THE REQUEST: Reproduce the records below exactly as they appear.

Stored entries:
---
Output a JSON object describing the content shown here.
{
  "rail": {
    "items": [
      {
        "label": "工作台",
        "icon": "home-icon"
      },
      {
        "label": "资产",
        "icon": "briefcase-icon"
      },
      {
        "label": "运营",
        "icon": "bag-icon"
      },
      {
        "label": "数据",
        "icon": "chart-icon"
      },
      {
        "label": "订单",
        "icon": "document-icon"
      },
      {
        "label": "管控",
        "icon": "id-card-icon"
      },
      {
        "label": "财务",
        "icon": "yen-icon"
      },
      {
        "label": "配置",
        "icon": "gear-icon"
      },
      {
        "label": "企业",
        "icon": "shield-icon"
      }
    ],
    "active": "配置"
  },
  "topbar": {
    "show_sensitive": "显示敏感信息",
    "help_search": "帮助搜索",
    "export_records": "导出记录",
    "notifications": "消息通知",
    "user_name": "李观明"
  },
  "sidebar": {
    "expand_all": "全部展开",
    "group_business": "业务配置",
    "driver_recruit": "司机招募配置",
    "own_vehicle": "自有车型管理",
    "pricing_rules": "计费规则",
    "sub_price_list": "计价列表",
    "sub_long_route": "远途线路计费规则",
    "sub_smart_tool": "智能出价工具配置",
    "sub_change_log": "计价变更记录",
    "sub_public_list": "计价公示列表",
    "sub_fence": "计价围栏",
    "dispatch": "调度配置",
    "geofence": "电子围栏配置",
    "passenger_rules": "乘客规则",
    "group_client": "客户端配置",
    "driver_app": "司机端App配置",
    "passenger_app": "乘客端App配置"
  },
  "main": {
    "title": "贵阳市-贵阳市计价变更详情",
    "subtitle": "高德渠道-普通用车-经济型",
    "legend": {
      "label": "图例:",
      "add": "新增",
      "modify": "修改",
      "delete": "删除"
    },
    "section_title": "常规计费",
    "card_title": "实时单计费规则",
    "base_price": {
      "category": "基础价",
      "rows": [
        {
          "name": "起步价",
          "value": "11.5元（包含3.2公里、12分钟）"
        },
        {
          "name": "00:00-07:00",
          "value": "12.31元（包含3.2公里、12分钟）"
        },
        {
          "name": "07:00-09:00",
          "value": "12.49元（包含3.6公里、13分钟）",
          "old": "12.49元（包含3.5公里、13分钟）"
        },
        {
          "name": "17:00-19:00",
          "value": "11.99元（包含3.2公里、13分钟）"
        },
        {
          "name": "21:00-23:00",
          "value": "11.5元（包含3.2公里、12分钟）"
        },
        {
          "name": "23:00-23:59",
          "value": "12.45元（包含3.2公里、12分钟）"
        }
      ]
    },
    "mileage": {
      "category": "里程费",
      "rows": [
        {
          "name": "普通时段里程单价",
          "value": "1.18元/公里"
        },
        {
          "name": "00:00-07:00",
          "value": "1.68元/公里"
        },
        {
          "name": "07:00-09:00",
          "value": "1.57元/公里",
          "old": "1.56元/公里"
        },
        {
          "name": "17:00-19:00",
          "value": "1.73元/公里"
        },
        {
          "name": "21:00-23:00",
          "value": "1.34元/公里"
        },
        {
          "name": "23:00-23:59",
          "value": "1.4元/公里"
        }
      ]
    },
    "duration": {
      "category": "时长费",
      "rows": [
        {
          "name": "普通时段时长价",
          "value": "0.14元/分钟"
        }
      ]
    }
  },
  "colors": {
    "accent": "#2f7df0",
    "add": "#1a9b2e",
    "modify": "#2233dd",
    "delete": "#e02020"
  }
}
---
FULL OUTPUT:
Output a JSON object describing the content shown here.
{
  "rail": {
    "items": [
      {
        "label": "工作台",
        "icon": "home-icon"
      },
      {
        "label": "资产",
        "icon": "briefcase-icon"
      },
      {
        "label": "运营",
        "icon": "bag-icon"
      },
      {
        "label": "数据",
        "icon": "chart-icon"
      },
      {
        "label": "订单",
        "icon": "document-icon"
      },
      {
        "label": "管控",
        "icon": "id-card-icon"
      },
      {
        "label": "财务",
        "icon": "yen-icon"
      },
      {
        "label": "配置",
        "icon": "gear-icon"
      },
      {
        "label": "企业",
        "icon": "shield-icon"
      }
    ],
    "active": "配置"
  },
  "topbar": {
    "show_sensitive": "显示敏感信息",
    "help_search": "帮助搜索",
    "export_records": "导出记录",
    "notifications": "消息通知",
    "user_name": "李观明"
  },
  "sidebar": {
    "expand_all": "全部展开",
    "group_business": "业务配置",
    "driver_recruit": "司机招募配置",
    "own_vehicle": "自有车型管理",
    "pricing_rules": "计费规则",
    "sub_price_list": "计价列表",
    "sub_long_route": "远途线路计费规则",
    "sub_smart_tool": "智能出价工具配置",
    "sub_change_log": "计价变更记录",
    "sub_public_list": "计价公示列表",
    "sub_fence": "计价围栏",
    "dispatch": "调度配置",
    "geofence": "电子围栏配置",
    "passenger_rules": "乘客规则",
    "group_client": "客户端配置",
    "driver_app": "司机端App配置",
    "passenger_app": "乘客端App配置"
  },
  "main": {
    "title": "贵阳市-贵阳市计价变更详情",
    "subtitle": "高德渠道-普通用车-经济型",
    "legend": {
      "label": "图例:",
      "add": "新增",
      "modify": "修改",
      "delete": "删除"
    },
    "section_title": "常规计费",
    "card_title": "实时单计费规则",
    "base_price": {
      "category": "基础价",
      "rows": [
        {
          "name": "起步价",
          "value": "11.5元（包含3.2公里、12分钟）"
        },
        {
          "name": "00:00-07:00",
          "value": "12.31元（包含3.2公里、12分钟）"
        },
        {
          "name": "07:00-09:00",
          "value": "12.49元（包含3.6公里、13分钟）",
          "old": "12.49元（包含3.5公里、13分钟）"
        },
        {
          "name": "17:00-19:00",
          "value": "11.99元（包含3.2公里、13分钟）"
        },
        {
          "name": "21:00-23:00",
          "value": "11.5元（包含3.2公里、12分钟）"
        },
        {
          "name": "23:00-23:59",
          "value": "12.45元（包含3.2公里、12分钟）"
        }
      ]
    },
    "mileage": {
      "category": "里程费",
      "rows": [
        {
          "name": "普通时段里程单价",
          "value": "1.18元/公里"
        },
        {
          "name": "00:00-07:00",
          "value": "1.68元/公里"
        },
        {
          "name": "07:00-09:00",
          "value": "1.57元/公里",
          "old": "1.56元/公里"
        },
        {
          "name": "17:00-19:00",
          "value": "1.73元/公里"
        },
        {
          "name": "21:00-23:00",
          "value": "1.34元/公里"
        },
        {
          "name": "23:00-23:59",
          "value": "1.4元/公里"
        }
      ]
    },
    "duration": {
      "category": "时长费",
      "rows": [
        {
          "name": "普通时段时长价",
          "value": "0.14元/分钟"
        }
      ]
    }
  },
  "colors": {
    "accent": "#2f7df0",
    "add": "#1a9b2e",
    "modify": "#2233dd",
    "delete": "#e02020"
  }
}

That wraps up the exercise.